Task: Repeat the data word for word. Do not include the pictures.

* begin Material provided *

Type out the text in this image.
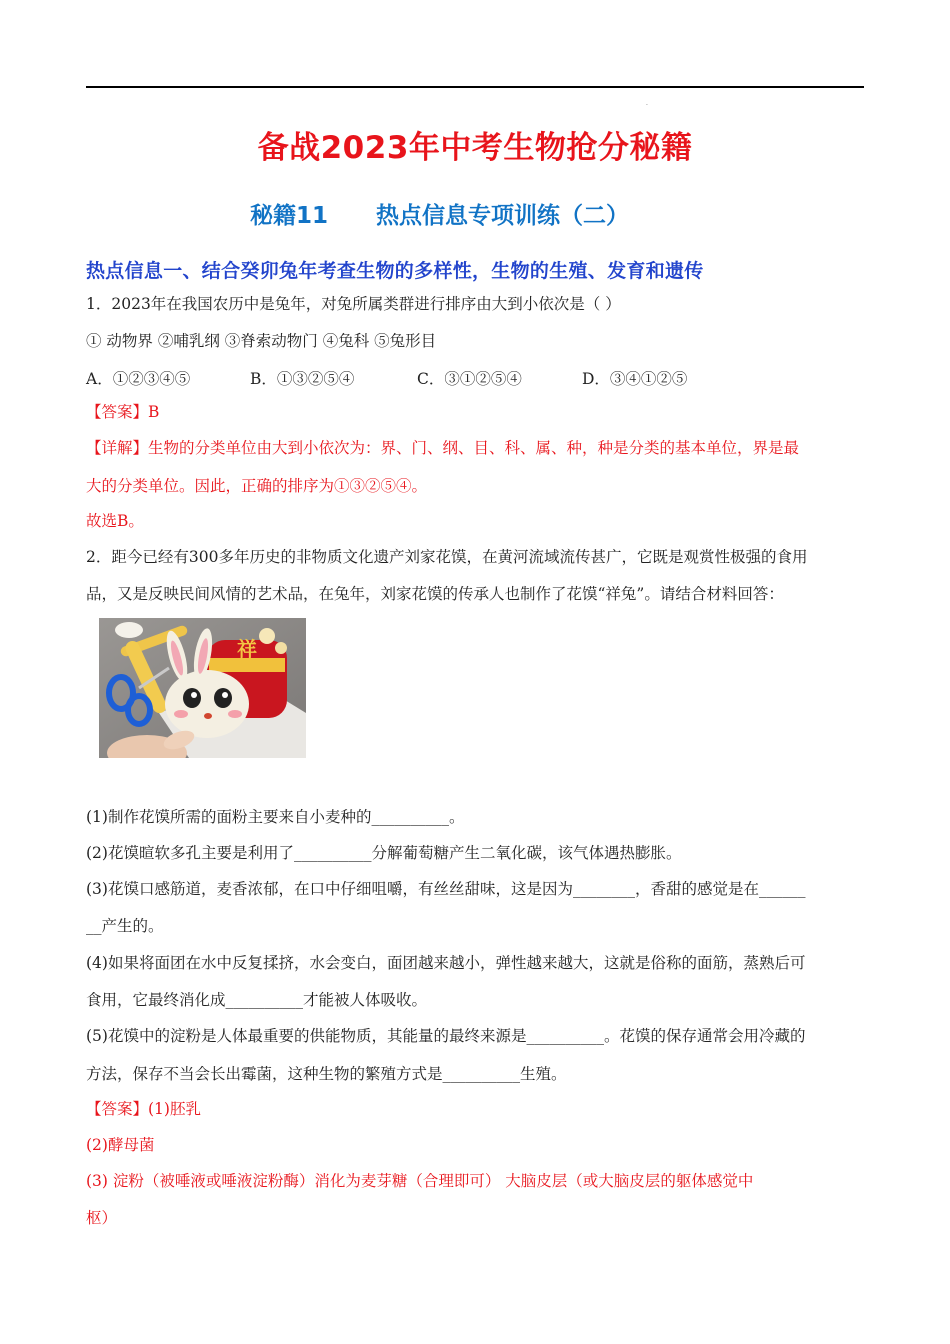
.
备战2023年中考生物抢分秘籍
秘籍11      热点信息专项训练（二）
热点信息一、结合癸卯兔年考查生物的多样性，生物的生殖、发育和遗传
1．2023年在我国农历中是兔年，对兔所属类群进行排序由大到小依次是（ ）
① 动物界 ②哺乳纲 ③脊索动物门 ④兔科 ⑤兔形目
A．①②③④⑤	B．①③②⑤④	C．③①②⑤④	D．③④①②⑤
【答案】B
【详解】生物的分类单位由大到小依次为：界、门、纲、目、科、属、种，种是分类的基本单位，界是最
大的分类单位。因此，正确的排序为①③②⑤④。
故选B。
2．距今已经有300多年历史的非物质文化遗产刘家花馍，在黄河流域流传甚广，它既是观赏性极强的食用
品，又是反映民间风情的艺术品，在兔年，刘家花馍的传承人也制作了花馍“祥兔”。请结合材料回答：
祥
(1)制作花馍所需的面粉主要来自小麦种的__________。
(2)花馍暄软多孔主要是利用了__________分解葡萄糖产生二氧化碳，该气体遇热膨胀。
(3)花馍口感筋道，麦香浓郁，在口中仔细咀嚼，有丝丝甜味，这是因为________，香甜的感觉是在______
__产生的。
(4)如果将面团在水中反复揉挤，水会变白，面团越来越小，弹性越来越大，这就是俗称的面筋，蒸熟后可
食用，它最终消化成__________才能被人体吸收。
(5)花馍中的淀粉是人体最重要的供能物质，其能量的最终来源是__________。花馍的保存通常会用冷藏的
方法，保存不当会长出霉菌，这种生物的繁殖方式是__________生殖。
【答案】(1)胚乳
(2)酵母菌
(3) 淀粉（被唾液或唾液淀粉酶）消化为麦芽糖（合理即可） 大脑皮层（或大脑皮层的躯体感觉中
枢）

* end Material provided *

Written answer:
Type out the text in this image.
.
备战2023年中考生物抢分秘籍
秘籍11      热点信息专项训练（二）
热点信息一、结合癸卯兔年考查生物的多样性，生物的生殖、发育和遗传
1．2023年在我国农历中是兔年，对兔所属类群进行排序由大到小依次是（ ）
① 动物界 ②哺乳纲 ③脊索动物门 ④兔科 ⑤兔形目
A．①②③④⑤	B．①③②⑤④	C．③①②⑤④	D．③④①②⑤
【答案】B
【详解】生物的分类单位由大到小依次为：界、门、纲、目、科、属、种，种是分类的基本单位，界是最
大的分类单位。因此，正确的排序为①③②⑤④。
故选B。
2．距今已经有300多年历史的非物质文化遗产刘家花馍，在黄河流域流传甚广，它既是观赏性极强的食用
品，又是反映民间风情的艺术品，在兔年，刘家花馍的传承人也制作了花馍“祥兔”。请结合材料回答：
祥
(1)制作花馍所需的面粉主要来自小麦种的__________。
(2)花馍暄软多孔主要是利用了__________分解葡萄糖产生二氧化碳，该气体遇热膨胀。
(3)花馍口感筋道，麦香浓郁，在口中仔细咀嚼，有丝丝甜味，这是因为________，香甜的感觉是在______
__产生的。
(4)如果将面团在水中反复揉挤，水会变白，面团越来越小，弹性越来越大，这就是俗称的面筋，蒸熟后可
食用，它最终消化成__________才能被人体吸收。
(5)花馍中的淀粉是人体最重要的供能物质，其能量的最终来源是__________。花馍的保存通常会用冷藏的
方法，保存不当会长出霉菌，这种生物的繁殖方式是__________生殖。
【答案】(1)胚乳
(2)酵母菌
(3) 淀粉（被唾液或唾液淀粉酶）消化为麦芽糖（合理即可） 大脑皮层（或大脑皮层的躯体感觉中
枢）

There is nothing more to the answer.